◆ **To be done**: In this exercise, reproduce all the entries that follow exactly.

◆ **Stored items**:

=====

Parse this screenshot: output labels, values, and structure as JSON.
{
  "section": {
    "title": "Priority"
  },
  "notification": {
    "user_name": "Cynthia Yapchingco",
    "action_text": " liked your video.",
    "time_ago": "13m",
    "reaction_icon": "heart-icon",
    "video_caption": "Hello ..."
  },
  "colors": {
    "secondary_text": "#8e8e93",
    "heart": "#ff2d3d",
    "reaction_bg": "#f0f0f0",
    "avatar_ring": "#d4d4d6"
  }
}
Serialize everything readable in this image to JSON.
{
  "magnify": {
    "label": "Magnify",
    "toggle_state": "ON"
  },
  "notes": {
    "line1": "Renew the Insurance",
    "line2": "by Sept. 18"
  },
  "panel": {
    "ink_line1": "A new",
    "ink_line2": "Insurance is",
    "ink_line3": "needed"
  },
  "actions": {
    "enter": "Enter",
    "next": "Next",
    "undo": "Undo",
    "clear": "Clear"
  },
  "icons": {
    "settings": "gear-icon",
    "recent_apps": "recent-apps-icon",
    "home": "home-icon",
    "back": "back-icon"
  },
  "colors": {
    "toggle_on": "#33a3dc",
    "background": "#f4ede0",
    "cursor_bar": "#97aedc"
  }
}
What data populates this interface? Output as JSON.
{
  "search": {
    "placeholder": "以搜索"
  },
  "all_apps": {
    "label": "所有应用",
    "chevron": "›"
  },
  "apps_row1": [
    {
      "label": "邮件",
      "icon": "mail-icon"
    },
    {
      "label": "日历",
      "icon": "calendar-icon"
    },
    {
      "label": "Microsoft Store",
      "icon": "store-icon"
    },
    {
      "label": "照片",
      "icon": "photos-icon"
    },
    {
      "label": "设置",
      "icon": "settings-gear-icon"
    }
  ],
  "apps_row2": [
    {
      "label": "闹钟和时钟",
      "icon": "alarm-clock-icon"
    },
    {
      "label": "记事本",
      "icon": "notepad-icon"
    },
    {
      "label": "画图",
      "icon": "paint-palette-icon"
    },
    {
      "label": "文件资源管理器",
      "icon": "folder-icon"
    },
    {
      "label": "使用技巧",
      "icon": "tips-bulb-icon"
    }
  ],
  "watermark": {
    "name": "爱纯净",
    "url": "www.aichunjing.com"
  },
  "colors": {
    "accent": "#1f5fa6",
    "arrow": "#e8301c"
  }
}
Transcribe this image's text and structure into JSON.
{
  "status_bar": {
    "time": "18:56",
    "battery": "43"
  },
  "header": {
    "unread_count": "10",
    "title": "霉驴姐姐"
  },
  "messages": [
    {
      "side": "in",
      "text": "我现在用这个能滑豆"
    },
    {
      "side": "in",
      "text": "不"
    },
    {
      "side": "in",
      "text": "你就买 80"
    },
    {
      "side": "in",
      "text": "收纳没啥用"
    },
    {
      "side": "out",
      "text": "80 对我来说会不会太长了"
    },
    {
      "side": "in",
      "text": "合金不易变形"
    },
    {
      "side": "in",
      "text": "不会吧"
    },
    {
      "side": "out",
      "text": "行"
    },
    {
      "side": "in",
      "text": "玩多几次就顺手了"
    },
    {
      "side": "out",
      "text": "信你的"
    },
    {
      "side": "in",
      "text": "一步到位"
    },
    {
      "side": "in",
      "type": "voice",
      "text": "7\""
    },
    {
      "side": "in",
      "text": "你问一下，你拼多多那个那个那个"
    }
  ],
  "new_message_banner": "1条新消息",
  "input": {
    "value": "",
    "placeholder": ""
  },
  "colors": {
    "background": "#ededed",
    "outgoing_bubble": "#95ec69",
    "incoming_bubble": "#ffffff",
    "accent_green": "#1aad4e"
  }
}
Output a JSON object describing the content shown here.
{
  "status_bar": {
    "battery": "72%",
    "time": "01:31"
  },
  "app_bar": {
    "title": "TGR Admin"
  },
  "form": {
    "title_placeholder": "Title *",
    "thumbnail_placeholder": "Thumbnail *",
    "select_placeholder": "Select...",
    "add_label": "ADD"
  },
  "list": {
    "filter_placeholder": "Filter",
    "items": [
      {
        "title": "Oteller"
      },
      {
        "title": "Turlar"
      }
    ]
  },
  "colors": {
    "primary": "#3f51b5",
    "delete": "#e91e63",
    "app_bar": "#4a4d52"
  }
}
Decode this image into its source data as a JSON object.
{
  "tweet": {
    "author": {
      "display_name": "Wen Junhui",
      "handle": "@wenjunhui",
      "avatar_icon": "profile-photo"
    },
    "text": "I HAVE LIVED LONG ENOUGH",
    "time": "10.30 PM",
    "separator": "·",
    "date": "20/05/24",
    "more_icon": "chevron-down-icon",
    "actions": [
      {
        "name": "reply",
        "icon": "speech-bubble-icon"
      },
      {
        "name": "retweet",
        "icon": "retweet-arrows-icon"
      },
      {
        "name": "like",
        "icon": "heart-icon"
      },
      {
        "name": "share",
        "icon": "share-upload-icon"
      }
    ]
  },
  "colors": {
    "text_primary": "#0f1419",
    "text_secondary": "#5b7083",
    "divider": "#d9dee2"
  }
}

=====

◆ **Completed exercise**:
Parse this screenshot: output labels, values, and structure as JSON.
{
  "section": {
    "title": "Priority"
  },
  "notification": {
    "user_name": "Cynthia Yapchingco",
    "action_text": " liked your video.",
    "time_ago": "13m",
    "reaction_icon": "heart-icon",
    "video_caption": "Hello ..."
  },
  "colors": {
    "secondary_text": "#8e8e93",
    "heart": "#ff2d3d",
    "reaction_bg": "#f0f0f0",
    "avatar_ring": "#d4d4d6"
  }
}
Serialize everything readable in this image to JSON.
{
  "magnify": {
    "label": "Magnify",
    "toggle_state": "ON"
  },
  "notes": {
    "line1": "Renew the Insurance",
    "line2": "by Sept. 18"
  },
  "panel": {
    "ink_line1": "A new",
    "ink_line2": "Insurance is",
    "ink_line3": "needed"
  },
  "actions": {
    "enter": "Enter",
    "next": "Next",
    "undo": "Undo",
    "clear": "Clear"
  },
  "icons": {
    "settings": "gear-icon",
    "recent_apps": "recent-apps-icon",
    "home": "home-icon",
    "back": "back-icon"
  },
  "colors": {
    "toggle_on": "#33a3dc",
    "background": "#f4ede0",
    "cursor_bar": "#97aedc"
  }
}
What data populates this interface? Output as JSON.
{
  "search": {
    "placeholder": "以搜索"
  },
  "all_apps": {
    "label": "所有应用",
    "chevron": "›"
  },
  "apps_row1": [
    {
      "label": "邮件",
      "icon": "mail-icon"
    },
    {
      "label": "日历",
      "icon": "calendar-icon"
    },
    {
      "label": "Microsoft Store",
      "icon": "store-icon"
    },
    {
      "label": "照片",
      "icon": "photos-icon"
    },
    {
      "label": "设置",
      "icon": "settings-gear-icon"
    }
  ],
  "apps_row2": [
    {
      "label": "闹钟和时钟",
      "icon": "alarm-clock-icon"
    },
    {
      "label": "记事本",
      "icon": "notepad-icon"
    },
    {
      "label": "画图",
      "icon": "paint-palette-icon"
    },
    {
      "label": "文件资源管理器",
      "icon": "folder-icon"
    },
    {
      "label": "使用技巧",
      "icon": "tips-bulb-icon"
    }
  ],
  "watermark": {
    "name": "爱纯净",
    "url": "www.aichunjing.com"
  },
  "colors": {
    "accent": "#1f5fa6",
    "arrow": "#e8301c"
  }
}
Transcribe this image's text and structure into JSON.
{
  "status_bar": {
    "time": "18:56",
    "battery": "43"
  },
  "header": {
    "unread_count": "10",
    "title": "霉驴姐姐"
  },
  "messages": [
    {
      "side": "in",
      "text": "我现在用这个能滑豆"
    },
    {
      "side": "in",
      "text": "不"
    },
    {
      "side": "in",
      "text": "你就买 80"
    },
    {
      "side": "in",
      "text": "收纳没啥用"
    },
    {
      "side": "out",
      "text": "80 对我来说会不会太长了"
    },
    {
      "side": "in",
      "text": "合金不易变形"
    },
    {
      "side": "in",
      "text": "不会吧"
    },
    {
      "side": "out",
      "text": "行"
    },
    {
      "side": "in",
      "text": "玩多几次就顺手了"
    },
    {
      "side": "out",
      "text": "信你的"
    },
    {
      "side": "in",
      "text": "一步到位"
    },
    {
      "side": "in",
      "type": "voice",
      "text": "7\""
    },
    {
      "side": "in",
      "text": "你问一下，你拼多多那个那个那个"
    }
  ],
  "new_message_banner": "1条新消息",
  "input": {
    "value": "",
    "placeholder": ""
  },
  "colors": {
    "background": "#ededed",
    "outgoing_bubble": "#95ec69",
    "incoming_bubble": "#ffffff",
    "accent_green": "#1aad4e"
  }
}
Output a JSON object describing the content shown here.
{
  "status_bar": {
    "battery": "72%",
    "time": "01:31"
  },
  "app_bar": {
    "title": "TGR Admin"
  },
  "form": {
    "title_placeholder": "Title *",
    "thumbnail_placeholder": "Thumbnail *",
    "select_placeholder": "Select...",
    "add_label": "ADD"
  },
  "list": {
    "filter_placeholder": "Filter",
    "items": [
      {
        "title": "Oteller"
      },
      {
        "title": "Turlar"
      }
    ]
  },
  "colors": {
    "primary": "#3f51b5",
    "delete": "#e91e63",
    "app_bar": "#4a4d52"
  }
}
Decode this image into its source data as a JSON object.
{
  "tweet": {
    "author": {
      "display_name": "Wen Junhui",
      "handle": "@wenjunhui",
      "avatar_icon": "profile-photo"
    },
    "text": "I HAVE LIVED LONG ENOUGH",
    "time": "10.30 PM",
    "separator": "·",
    "date": "20/05/24",
    "more_icon": "chevron-down-icon",
    "actions": [
      {
        "name": "reply",
        "icon": "speech-bubble-icon"
      },
      {
        "name": "retweet",
        "icon": "retweet-arrows-icon"
      },
      {
        "name": "like",
        "icon": "heart-icon"
      },
      {
        "name": "share",
        "icon": "share-upload-icon"
      }
    ]
  },
  "colors": {
    "text_primary": "#0f1419",
    "text_secondary": "#5b7083",
    "divider": "#d9dee2"
  }
}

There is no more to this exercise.